• _EXTRACTED DATA_:
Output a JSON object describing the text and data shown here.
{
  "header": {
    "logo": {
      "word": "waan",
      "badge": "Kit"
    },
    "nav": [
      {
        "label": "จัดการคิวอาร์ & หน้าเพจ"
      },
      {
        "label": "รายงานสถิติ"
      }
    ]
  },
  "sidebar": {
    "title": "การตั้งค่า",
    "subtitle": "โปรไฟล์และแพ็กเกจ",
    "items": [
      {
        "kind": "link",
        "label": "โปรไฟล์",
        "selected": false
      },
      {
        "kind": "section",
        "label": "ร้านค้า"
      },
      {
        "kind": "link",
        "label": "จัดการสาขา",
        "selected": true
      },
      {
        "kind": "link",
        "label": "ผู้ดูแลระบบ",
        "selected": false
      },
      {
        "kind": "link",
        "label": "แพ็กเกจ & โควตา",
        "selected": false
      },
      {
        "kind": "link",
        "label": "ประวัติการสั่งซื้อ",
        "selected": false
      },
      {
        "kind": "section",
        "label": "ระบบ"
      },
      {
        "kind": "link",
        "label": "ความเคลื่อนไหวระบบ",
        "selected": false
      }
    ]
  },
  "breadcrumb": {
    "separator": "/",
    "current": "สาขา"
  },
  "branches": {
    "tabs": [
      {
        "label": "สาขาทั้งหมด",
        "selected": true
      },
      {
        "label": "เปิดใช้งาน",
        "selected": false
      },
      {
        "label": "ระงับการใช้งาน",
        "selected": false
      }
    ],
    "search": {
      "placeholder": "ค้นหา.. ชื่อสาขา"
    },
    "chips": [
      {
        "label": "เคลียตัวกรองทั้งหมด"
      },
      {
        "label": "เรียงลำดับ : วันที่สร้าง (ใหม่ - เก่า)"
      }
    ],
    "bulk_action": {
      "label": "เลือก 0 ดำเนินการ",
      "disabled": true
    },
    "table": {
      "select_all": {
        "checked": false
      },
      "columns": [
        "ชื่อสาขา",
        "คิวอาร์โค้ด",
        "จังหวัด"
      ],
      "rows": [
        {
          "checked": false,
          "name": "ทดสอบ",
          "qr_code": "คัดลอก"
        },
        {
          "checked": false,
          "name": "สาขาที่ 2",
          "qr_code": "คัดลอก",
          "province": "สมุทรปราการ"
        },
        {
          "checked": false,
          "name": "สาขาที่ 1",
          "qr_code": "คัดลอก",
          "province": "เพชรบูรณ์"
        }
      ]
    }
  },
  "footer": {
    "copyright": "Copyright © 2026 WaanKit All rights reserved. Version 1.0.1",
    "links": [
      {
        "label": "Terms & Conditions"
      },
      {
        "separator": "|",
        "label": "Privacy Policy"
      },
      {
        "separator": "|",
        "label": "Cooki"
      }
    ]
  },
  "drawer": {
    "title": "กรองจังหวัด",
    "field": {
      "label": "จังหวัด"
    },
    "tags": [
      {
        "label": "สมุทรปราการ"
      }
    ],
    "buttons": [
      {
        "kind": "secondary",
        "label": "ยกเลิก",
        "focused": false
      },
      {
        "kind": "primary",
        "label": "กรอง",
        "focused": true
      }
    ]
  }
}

• _EXERCISE DETAILS_: Every record shown above must be echoed exactly.

• _RESPONSE TO THE TASK_:
Output a JSON object describing the text and data shown here.
{
  "header": {
    "logo": {
      "word": "waan",
      "badge": "Kit"
    },
    "nav": [
      {
        "label": "จัดการคิวอาร์ & หน้าเพจ"
      },
      {
        "label": "รายงานสถิติ"
      }
    ]
  },
  "sidebar": {
    "title": "การตั้งค่า",
    "subtitle": "โปรไฟล์และแพ็กเกจ",
    "items": [
      {
        "kind": "link",
        "label": "โปรไฟล์",
        "selected": false
      },
      {
        "kind": "section",
        "label": "ร้านค้า"
      },
      {
        "kind": "link",
        "label": "จัดการสาขา",
        "selected": true
      },
      {
        "kind": "link",
        "label": "ผู้ดูแลระบบ",
        "selected": false
      },
      {
        "kind": "link",
        "label": "แพ็กเกจ & โควตา",
        "selected": false
      },
      {
        "kind": "link",
        "label": "ประวัติการสั่งซื้อ",
        "selected": false
      },
      {
        "kind": "section",
        "label": "ระบบ"
      },
      {
        "kind": "link",
        "label": "ความเคลื่อนไหวระบบ",
        "selected": false
      }
    ]
  },
  "breadcrumb": {
    "separator": "/",
    "current": "สาขา"
  },
  "branches": {
    "tabs": [
      {
        "label": "สาขาทั้งหมด",
        "selected": true
      },
      {
        "label": "เปิดใช้งาน",
        "selected": false
      },
      {
        "label": "ระงับการใช้งาน",
        "selected": false
      }
    ],
    "search": {
      "placeholder": "ค้นหา.. ชื่อสาขา"
    },
    "chips": [
      {
        "label": "เคลียตัวกรองทั้งหมด"
      },
      {
        "label": "เรียงลำดับ : วันที่สร้าง (ใหม่ - เก่า)"
      }
    ],
    "bulk_action": {
      "label": "เลือก 0 ดำเนินการ",
      "disabled": true
    },
    "table": {
      "select_all": {
        "checked": false
      },
      "columns": [
        "ชื่อสาขา",
        "คิวอาร์โค้ด",
        "จังหวัด"
      ],
      "rows": [
        {
          "checked": false,
          "name": "ทดสอบ",
          "qr_code": "คัดลอก"
        },
        {
          "checked": false,
          "name": "สาขาที่ 2",
          "qr_code": "คัดลอก",
          "province": "สมุทรปราการ"
        },
        {
          "checked": false,
          "name": "สาขาที่ 1",
          "qr_code": "คัดลอก",
          "province": "เพชรบูรณ์"
        }
      ]
    }
  },
  "footer": {
    "copyright": "Copyright © 2026 WaanKit All rights reserved. Version 1.0.1",
    "links": [
      {
        "label": "Terms & Conditions"
      },
      {
        "separator": "|",
        "label": "Privacy Policy"
      },
      {
        "separator": "|",
        "label": "Cooki"
      }
    ]
  },
  "drawer": {
    "title": "กรองจังหวัด",
    "field": {
      "label": "จังหวัด"
    },
    "tags": [
      {
        "label": "สมุทรปราการ"
      }
    ],
    "buttons": [
      {
        "kind": "secondary",
        "label": "ยกเลิก",
        "focused": false
      },
      {
        "kind": "primary",
        "label": "กรอง",
        "focused": true
      }
    ]
  }
}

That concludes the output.